--- start TASK INPUTS ---

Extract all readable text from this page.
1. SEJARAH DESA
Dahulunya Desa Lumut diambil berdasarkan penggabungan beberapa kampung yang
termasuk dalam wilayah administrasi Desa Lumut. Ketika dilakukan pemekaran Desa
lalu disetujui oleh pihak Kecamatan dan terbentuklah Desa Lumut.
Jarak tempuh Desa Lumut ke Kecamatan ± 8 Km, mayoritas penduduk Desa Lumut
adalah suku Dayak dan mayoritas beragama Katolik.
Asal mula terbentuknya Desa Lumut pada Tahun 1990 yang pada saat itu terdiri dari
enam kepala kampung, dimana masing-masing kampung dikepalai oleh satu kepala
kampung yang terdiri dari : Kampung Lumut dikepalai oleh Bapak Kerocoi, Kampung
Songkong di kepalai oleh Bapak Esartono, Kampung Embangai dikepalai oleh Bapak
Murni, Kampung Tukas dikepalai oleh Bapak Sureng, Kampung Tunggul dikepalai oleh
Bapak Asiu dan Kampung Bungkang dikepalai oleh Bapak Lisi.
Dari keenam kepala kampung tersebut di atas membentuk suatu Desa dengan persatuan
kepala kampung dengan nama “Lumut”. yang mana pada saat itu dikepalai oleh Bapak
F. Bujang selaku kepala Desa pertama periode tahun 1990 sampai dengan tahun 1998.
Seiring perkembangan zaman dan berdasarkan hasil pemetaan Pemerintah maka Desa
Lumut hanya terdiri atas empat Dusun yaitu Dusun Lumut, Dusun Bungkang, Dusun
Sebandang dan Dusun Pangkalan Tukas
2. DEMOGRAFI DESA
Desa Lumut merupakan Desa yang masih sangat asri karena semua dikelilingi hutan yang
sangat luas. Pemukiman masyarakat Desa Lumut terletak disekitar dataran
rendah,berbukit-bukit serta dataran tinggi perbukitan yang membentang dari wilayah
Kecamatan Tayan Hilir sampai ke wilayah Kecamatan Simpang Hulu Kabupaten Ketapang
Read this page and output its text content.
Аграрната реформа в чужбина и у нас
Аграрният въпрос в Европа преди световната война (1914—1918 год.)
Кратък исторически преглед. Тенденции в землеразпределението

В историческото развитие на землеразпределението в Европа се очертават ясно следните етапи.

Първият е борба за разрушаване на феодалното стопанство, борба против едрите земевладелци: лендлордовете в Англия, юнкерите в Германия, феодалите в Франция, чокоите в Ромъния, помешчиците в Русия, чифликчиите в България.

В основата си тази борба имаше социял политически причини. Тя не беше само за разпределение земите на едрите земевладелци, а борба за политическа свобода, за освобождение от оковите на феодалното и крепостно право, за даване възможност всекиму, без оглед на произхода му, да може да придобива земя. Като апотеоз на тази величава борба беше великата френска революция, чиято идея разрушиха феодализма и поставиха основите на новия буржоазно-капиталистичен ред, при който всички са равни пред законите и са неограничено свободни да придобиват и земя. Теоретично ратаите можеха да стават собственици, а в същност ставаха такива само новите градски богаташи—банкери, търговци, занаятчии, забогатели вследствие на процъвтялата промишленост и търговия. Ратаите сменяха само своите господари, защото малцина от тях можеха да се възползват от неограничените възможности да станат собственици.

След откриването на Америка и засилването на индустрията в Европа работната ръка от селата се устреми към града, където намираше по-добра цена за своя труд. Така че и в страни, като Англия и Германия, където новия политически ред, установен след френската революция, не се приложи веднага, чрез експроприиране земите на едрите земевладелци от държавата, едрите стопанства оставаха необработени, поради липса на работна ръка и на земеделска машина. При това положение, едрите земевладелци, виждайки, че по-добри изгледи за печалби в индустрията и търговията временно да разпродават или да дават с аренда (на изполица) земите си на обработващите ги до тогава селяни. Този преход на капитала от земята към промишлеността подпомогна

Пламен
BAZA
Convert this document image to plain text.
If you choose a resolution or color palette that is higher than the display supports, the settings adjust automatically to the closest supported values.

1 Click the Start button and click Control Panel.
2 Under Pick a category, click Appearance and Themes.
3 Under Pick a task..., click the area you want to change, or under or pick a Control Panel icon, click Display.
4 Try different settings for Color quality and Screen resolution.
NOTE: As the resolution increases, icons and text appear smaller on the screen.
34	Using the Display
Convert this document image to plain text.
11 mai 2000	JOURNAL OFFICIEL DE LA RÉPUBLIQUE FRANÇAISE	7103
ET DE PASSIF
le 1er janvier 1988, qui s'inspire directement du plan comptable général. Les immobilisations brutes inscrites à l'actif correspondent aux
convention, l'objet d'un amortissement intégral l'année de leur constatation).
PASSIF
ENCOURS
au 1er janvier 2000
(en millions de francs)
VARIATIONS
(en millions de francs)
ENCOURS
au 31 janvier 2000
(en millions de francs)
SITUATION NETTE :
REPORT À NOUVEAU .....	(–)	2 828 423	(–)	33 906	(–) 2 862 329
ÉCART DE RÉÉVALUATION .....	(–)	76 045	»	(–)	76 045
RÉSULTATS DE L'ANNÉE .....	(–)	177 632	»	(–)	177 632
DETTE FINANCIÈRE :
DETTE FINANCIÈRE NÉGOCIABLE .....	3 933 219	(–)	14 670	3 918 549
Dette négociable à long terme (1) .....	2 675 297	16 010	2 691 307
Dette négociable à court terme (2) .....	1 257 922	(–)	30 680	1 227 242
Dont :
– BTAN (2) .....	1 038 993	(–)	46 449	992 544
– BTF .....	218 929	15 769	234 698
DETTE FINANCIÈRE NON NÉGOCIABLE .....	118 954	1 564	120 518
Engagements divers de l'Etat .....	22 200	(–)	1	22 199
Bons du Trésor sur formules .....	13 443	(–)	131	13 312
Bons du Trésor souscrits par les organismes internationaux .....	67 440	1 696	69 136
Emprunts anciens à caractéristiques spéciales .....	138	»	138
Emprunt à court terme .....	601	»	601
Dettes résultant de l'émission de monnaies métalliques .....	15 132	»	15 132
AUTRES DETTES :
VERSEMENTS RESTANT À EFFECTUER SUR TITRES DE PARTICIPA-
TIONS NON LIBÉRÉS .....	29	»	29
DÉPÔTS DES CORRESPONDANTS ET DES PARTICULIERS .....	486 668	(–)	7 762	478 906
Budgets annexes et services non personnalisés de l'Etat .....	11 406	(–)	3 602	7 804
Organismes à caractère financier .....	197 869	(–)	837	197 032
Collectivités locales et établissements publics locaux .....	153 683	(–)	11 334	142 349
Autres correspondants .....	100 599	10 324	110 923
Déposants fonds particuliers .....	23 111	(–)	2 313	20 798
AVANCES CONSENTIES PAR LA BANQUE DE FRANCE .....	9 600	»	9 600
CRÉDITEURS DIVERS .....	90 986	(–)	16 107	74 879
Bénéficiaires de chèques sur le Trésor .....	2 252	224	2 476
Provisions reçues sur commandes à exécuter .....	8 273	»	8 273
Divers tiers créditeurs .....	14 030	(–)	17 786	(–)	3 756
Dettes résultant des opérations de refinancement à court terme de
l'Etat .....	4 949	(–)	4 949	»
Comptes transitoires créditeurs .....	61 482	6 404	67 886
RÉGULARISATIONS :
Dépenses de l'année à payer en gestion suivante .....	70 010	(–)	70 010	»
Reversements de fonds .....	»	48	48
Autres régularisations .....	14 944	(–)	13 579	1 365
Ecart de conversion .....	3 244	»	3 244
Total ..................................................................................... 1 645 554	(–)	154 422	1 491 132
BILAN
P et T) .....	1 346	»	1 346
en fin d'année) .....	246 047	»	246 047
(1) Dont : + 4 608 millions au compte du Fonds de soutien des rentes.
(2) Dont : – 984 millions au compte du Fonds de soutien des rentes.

--- end TASK INPUTS ---

SET EXERCISE
Every line above should be retyped exactly as given.

EXPECTED ANSWER
Extract all readable text from this page.
1. SEJARAH DESA
Dahulunya Desa Lumut diambil berdasarkan penggabungan beberapa kampung yang
termasuk dalam wilayah administrasi Desa Lumut. Ketika dilakukan pemekaran Desa
lalu disetujui oleh pihak Kecamatan dan terbentuklah Desa Lumut.
Jarak tempuh Desa Lumut ke Kecamatan ± 8 Km, mayoritas penduduk Desa Lumut
adalah suku Dayak dan mayoritas beragama Katolik.
Asal mula terbentuknya Desa Lumut pada Tahun 1990 yang pada saat itu terdiri dari
enam kepala kampung, dimana masing-masing kampung dikepalai oleh satu kepala
kampung yang terdiri dari : Kampung Lumut dikepalai oleh Bapak Kerocoi, Kampung
Songkong di kepalai oleh Bapak Esartono, Kampung Embangai dikepalai oleh Bapak
Murni, Kampung Tukas dikepalai oleh Bapak Sureng, Kampung Tunggul dikepalai oleh
Bapak Asiu dan Kampung Bungkang dikepalai oleh Bapak Lisi.
Dari keenam kepala kampung tersebut di atas membentuk suatu Desa dengan persatuan
kepala kampung dengan nama “Lumut”. yang mana pada saat itu dikepalai oleh Bapak
F. Bujang selaku kepala Desa pertama periode tahun 1990 sampai dengan tahun 1998.
Seiring perkembangan zaman dan berdasarkan hasil pemetaan Pemerintah maka Desa
Lumut hanya terdiri atas empat Dusun yaitu Dusun Lumut, Dusun Bungkang, Dusun
Sebandang dan Dusun Pangkalan Tukas
2. DEMOGRAFI DESA
Desa Lumut merupakan Desa yang masih sangat asri karena semua dikelilingi hutan yang
sangat luas. Pemukiman masyarakat Desa Lumut terletak disekitar dataran
rendah,berbukit-bukit serta dataran tinggi perbukitan yang membentang dari wilayah
Kecamatan Tayan Hilir sampai ke wilayah Kecamatan Simpang Hulu Kabupaten Ketapang
Read this page and output its text content.
Аграрната реформа в чужбина и у нас
Аграрният въпрос в Европа преди световната война (1914—1918 год.)
Кратък исторически преглед. Тенденции в землеразпределението

В историческото развитие на землеразпределението в Европа се очертават ясно следните етапи.

Първият е борба за разрушаване на феодалното стопанство, борба против едрите земевладелци: лендлордовете в Англия, юнкерите в Германия, феодалите в Франция, чокоите в Ромъния, помешчиците в Русия, чифликчиите в България.

В основата си тази борба имаше социял политически причини. Тя не беше само за разпределение земите на едрите земевладелци, а борба за политическа свобода, за освобождение от оковите на феодалното и крепостно право, за даване възможност всекиму, без оглед на произхода му, да може да придобива земя. Като апотеоз на тази величава борба беше великата френска революция, чиято идея разрушиха феодализма и поставиха основите на новия буржоазно-капиталистичен ред, при който всички са равни пред законите и са неограничено свободни да придобиват и земя. Теоретично ратаите можеха да стават собственици, а в същност ставаха такива само новите градски богаташи—банкери, търговци, занаятчии, забогатели вследствие на процъвтялата промишленост и търговия. Ратаите сменяха само своите господари, защото малцина от тях можеха да се възползват от неограничените възможности да станат собственици.

След откриването на Америка и засилването на индустрията в Европа работната ръка от селата се устреми към града, където намираше по-добра цена за своя труд. Така че и в страни, като Англия и Германия, където новия политически ред, установен след френската революция, не се приложи веднага, чрез експроприиране земите на едрите земевладелци от държавата, едрите стопанства оставаха необработени, поради липса на работна ръка и на земеделска машина. При това положение, едрите земевладелци, виждайки, че по-добри изгледи за печалби в индустрията и търговията временно да разпродават или да дават с аренда (на изполица) земите си на обработващите ги до тогава селяни. Този преход на капитала от земята към промишлеността подпомогна

Пламен
BAZA
Convert this document image to plain text.
If you choose a resolution or color palette that is higher than the display supports, the settings adjust automatically to the closest supported values.

1 Click the Start button and click Control Panel.
2 Under Pick a category, click Appearance and Themes.
3 Under Pick a task..., click the area you want to change, or under or pick a Control Panel icon, click Display.
4 Try different settings for Color quality and Screen resolution.
NOTE: As the resolution increases, icons and text appear smaller on the screen.
34	Using the Display
Convert this document image to plain text.
11 mai 2000	JOURNAL OFFICIEL DE LA RÉPUBLIQUE FRANÇAISE	7103
ET DE PASSIF
le 1er janvier 1988, qui s'inspire directement du plan comptable général. Les immobilisations brutes inscrites à l'actif correspondent aux
convention, l'objet d'un amortissement intégral l'année de leur constatation).
PASSIF
ENCOURS
au 1er janvier 2000
(en millions de francs)
VARIATIONS
(en millions de francs)
ENCOURS
au 31 janvier 2000
(en millions de francs)
SITUATION NETTE :
REPORT À NOUVEAU .....	(–)	2 828 423	(–)	33 906	(–) 2 862 329
ÉCART DE RÉÉVALUATION .....	(–)	76 045	»	(–)	76 045
RÉSULTATS DE L'ANNÉE .....	(–)	177 632	»	(–)	177 632
DETTE FINANCIÈRE :
DETTE FINANCIÈRE NÉGOCIABLE .....	3 933 219	(–)	14 670	3 918 549
Dette négociable à long terme (1) .....	2 675 297	16 010	2 691 307
Dette négociable à court terme (2) .....	1 257 922	(–)	30 680	1 227 242
Dont :
– BTAN (2) .....	1 038 993	(–)	46 449	992 544
– BTF .....	218 929	15 769	234 698
DETTE FINANCIÈRE NON NÉGOCIABLE .....	118 954	1 564	120 518
Engagements divers de l'Etat .....	22 200	(–)	1	22 199
Bons du Trésor sur formules .....	13 443	(–)	131	13 312
Bons du Trésor souscrits par les organismes internationaux .....	67 440	1 696	69 136
Emprunts anciens à caractéristiques spéciales .....	138	»	138
Emprunt à court terme .....	601	»	601
Dettes résultant de l'émission de monnaies métalliques .....	15 132	»	15 132
AUTRES DETTES :
VERSEMENTS RESTANT À EFFECTUER SUR TITRES DE PARTICIPA-
TIONS NON LIBÉRÉS .....	29	»	29
DÉPÔTS DES CORRESPONDANTS ET DES PARTICULIERS .....	486 668	(–)	7 762	478 906
Budgets annexes et services non personnalisés de l'Etat .....	11 406	(–)	3 602	7 804
Organismes à caractère financier .....	197 869	(–)	837	197 032
Collectivités locales et établissements publics locaux .....	153 683	(–)	11 334	142 349
Autres correspondants .....	100 599	10 324	110 923
Déposants fonds particuliers .....	23 111	(–)	2 313	20 798
AVANCES CONSENTIES PAR LA BANQUE DE FRANCE .....	9 600	»	9 600
CRÉDITEURS DIVERS .....	90 986	(–)	16 107	74 879
Bénéficiaires de chèques sur le Trésor .....	2 252	224	2 476
Provisions reçues sur commandes à exécuter .....	8 273	»	8 273
Divers tiers créditeurs .....	14 030	(–)	17 786	(–)	3 756
Dettes résultant des opérations de refinancement à court terme de
l'Etat .....	4 949	(–)	4 949	»
Comptes transitoires créditeurs .....	61 482	6 404	67 886
RÉGULARISATIONS :
Dépenses de l'année à payer en gestion suivante .....	70 010	(–)	70 010	»
Reversements de fonds .....	»	48	48
Autres régularisations .....	14 944	(–)	13 579	1 365
Ecart de conversion .....	3 244	»	3 244
Total ..................................................................................... 1 645 554	(–)	154 422	1 491 132
BILAN
P et T) .....	1 346	»	1 346
en fin d'année) .....	246 047	»	246 047
(1) Dont : + 4 608 millions au compte du Fonds de soutien des rentes.
(2) Dont : – 984 millions au compte du Fonds de soutien des rentes.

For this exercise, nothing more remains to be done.